> [Exercise objective]:
Extract all lines in the data that contain the word "Node对象".

> [Data]:
+ + + +

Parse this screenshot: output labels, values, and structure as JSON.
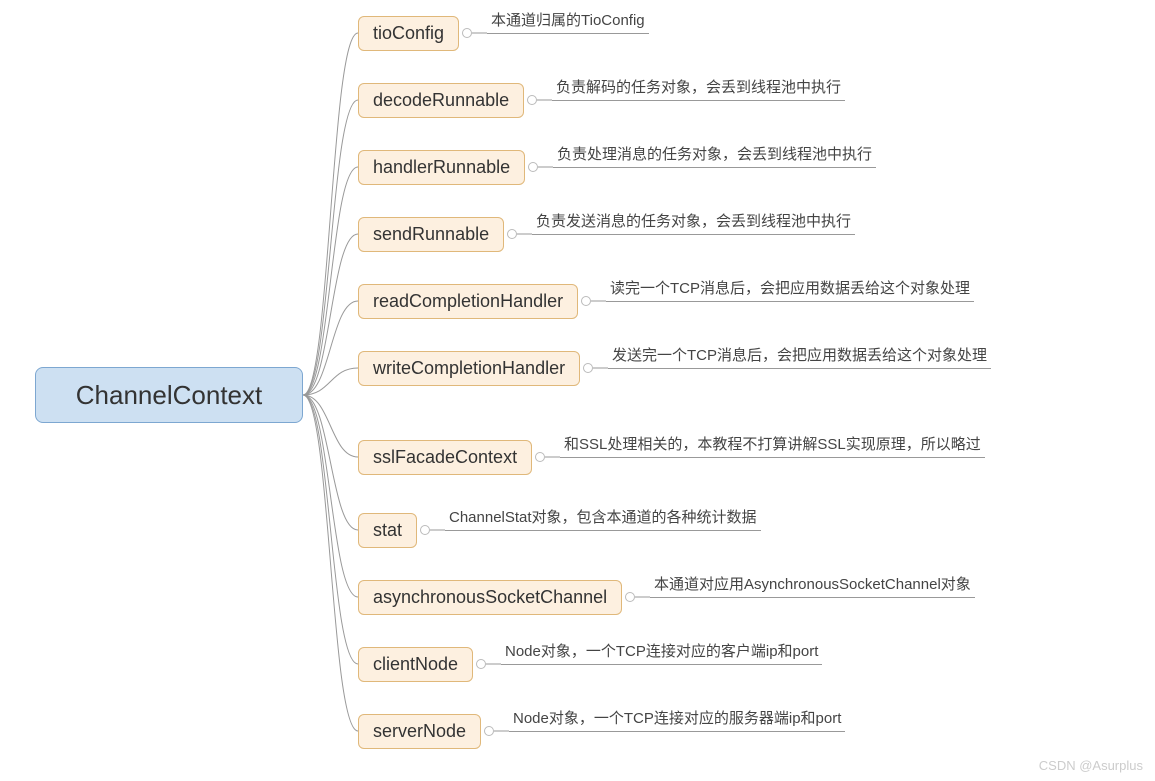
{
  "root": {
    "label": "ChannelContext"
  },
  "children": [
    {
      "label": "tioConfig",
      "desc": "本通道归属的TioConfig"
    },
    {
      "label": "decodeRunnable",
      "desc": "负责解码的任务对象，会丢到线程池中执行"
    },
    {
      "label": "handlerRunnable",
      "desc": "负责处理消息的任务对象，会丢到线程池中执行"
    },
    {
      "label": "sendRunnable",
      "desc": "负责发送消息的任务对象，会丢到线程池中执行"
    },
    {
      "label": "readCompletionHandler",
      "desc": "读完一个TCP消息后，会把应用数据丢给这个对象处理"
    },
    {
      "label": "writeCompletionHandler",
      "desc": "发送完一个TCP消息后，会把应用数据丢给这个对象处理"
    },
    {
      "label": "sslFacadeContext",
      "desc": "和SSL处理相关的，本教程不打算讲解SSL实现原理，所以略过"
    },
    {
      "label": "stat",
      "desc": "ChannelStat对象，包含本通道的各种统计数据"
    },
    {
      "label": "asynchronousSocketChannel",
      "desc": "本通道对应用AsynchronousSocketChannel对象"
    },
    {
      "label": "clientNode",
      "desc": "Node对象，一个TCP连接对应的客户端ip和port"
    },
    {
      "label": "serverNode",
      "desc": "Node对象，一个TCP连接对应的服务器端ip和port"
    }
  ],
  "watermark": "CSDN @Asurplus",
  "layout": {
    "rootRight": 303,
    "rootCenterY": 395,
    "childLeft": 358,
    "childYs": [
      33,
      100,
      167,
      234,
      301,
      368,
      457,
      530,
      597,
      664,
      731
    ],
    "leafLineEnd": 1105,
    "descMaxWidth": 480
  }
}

+ + + +

> [Result]:
      "desc": "Node对象，一个TCP连接对应的客户端ip和port"
      "desc": "Node对象，一个TCP连接对应的服务器端ip和port"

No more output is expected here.